__Given records__
_____

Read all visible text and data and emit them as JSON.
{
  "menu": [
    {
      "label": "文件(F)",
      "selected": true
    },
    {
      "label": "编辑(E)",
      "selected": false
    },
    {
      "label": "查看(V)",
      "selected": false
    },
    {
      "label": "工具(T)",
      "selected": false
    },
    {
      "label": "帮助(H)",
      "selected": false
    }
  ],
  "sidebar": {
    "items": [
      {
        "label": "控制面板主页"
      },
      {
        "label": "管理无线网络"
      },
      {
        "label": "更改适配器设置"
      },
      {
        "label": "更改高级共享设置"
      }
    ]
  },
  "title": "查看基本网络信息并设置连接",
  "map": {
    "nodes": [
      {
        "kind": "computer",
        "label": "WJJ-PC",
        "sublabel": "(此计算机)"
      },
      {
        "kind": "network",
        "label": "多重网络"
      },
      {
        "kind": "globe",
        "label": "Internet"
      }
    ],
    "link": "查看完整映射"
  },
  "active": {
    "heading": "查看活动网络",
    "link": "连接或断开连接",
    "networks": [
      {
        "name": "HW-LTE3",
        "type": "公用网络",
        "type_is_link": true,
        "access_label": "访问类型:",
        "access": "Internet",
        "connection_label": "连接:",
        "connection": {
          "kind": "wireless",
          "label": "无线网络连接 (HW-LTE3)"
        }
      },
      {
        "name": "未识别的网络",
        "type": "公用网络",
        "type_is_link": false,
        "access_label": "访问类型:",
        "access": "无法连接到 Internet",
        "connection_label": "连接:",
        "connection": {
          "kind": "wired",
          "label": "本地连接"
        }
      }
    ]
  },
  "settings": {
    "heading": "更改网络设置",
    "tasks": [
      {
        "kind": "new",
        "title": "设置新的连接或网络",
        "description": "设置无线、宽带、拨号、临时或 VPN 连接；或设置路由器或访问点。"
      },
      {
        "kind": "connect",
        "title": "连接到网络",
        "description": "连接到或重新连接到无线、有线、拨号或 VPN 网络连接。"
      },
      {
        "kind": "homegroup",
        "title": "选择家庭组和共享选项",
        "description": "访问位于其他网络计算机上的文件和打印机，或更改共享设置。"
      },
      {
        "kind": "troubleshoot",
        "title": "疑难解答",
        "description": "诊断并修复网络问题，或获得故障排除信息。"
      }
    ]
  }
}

_____

__Goal__
Make an exact copy of every entry.

__Answer for the task__
Read all visible text and data and emit them as JSON.
{
  "menu": [
    {
      "label": "文件(F)",
      "selected": true
    },
    {
      "label": "编辑(E)",
      "selected": false
    },
    {
      "label": "查看(V)",
      "selected": false
    },
    {
      "label": "工具(T)",
      "selected": false
    },
    {
      "label": "帮助(H)",
      "selected": false
    }
  ],
  "sidebar": {
    "items": [
      {
        "label": "控制面板主页"
      },
      {
        "label": "管理无线网络"
      },
      {
        "label": "更改适配器设置"
      },
      {
        "label": "更改高级共享设置"
      }
    ]
  },
  "title": "查看基本网络信息并设置连接",
  "map": {
    "nodes": [
      {
        "kind": "computer",
        "label": "WJJ-PC",
        "sublabel": "(此计算机)"
      },
      {
        "kind": "network",
        "label": "多重网络"
      },
      {
        "kind": "globe",
        "label": "Internet"
      }
    ],
    "link": "查看完整映射"
  },
  "active": {
    "heading": "查看活动网络",
    "link": "连接或断开连接",
    "networks": [
      {
        "name": "HW-LTE3",
        "type": "公用网络",
        "type_is_link": true,
        "access_label": "访问类型:",
        "access": "Internet",
        "connection_label": "连接:",
        "connection": {
          "kind": "wireless",
          "label": "无线网络连接 (HW-LTE3)"
        }
      },
      {
        "name": "未识别的网络",
        "type": "公用网络",
        "type_is_link": false,
        "access_label": "访问类型:",
        "access": "无法连接到 Internet",
        "connection_label": "连接:",
        "connection": {
          "kind": "wired",
          "label": "本地连接"
        }
      }
    ]
  },
  "settings": {
    "heading": "更改网络设置",
    "tasks": [
      {
        "kind": "new",
        "title": "设置新的连接或网络",
        "description": "设置无线、宽带、拨号、临时或 VPN 连接；或设置路由器或访问点。"
      },
      {
        "kind": "connect",
        "title": "连接到网络",
        "description": "连接到或重新连接到无线、有线、拨号或 VPN 网络连接。"
      },
      {
        "kind": "homegroup",
        "title": "选择家庭组和共享选项",
        "description": "访问位于其他网络计算机上的文件和打印机，或更改共享设置。"
      },
      {
        "kind": "troubleshoot",
        "title": "疑难解答",
        "description": "诊断并修复网络问题，或获得故障排除信息。"
      }
    ]
  }
}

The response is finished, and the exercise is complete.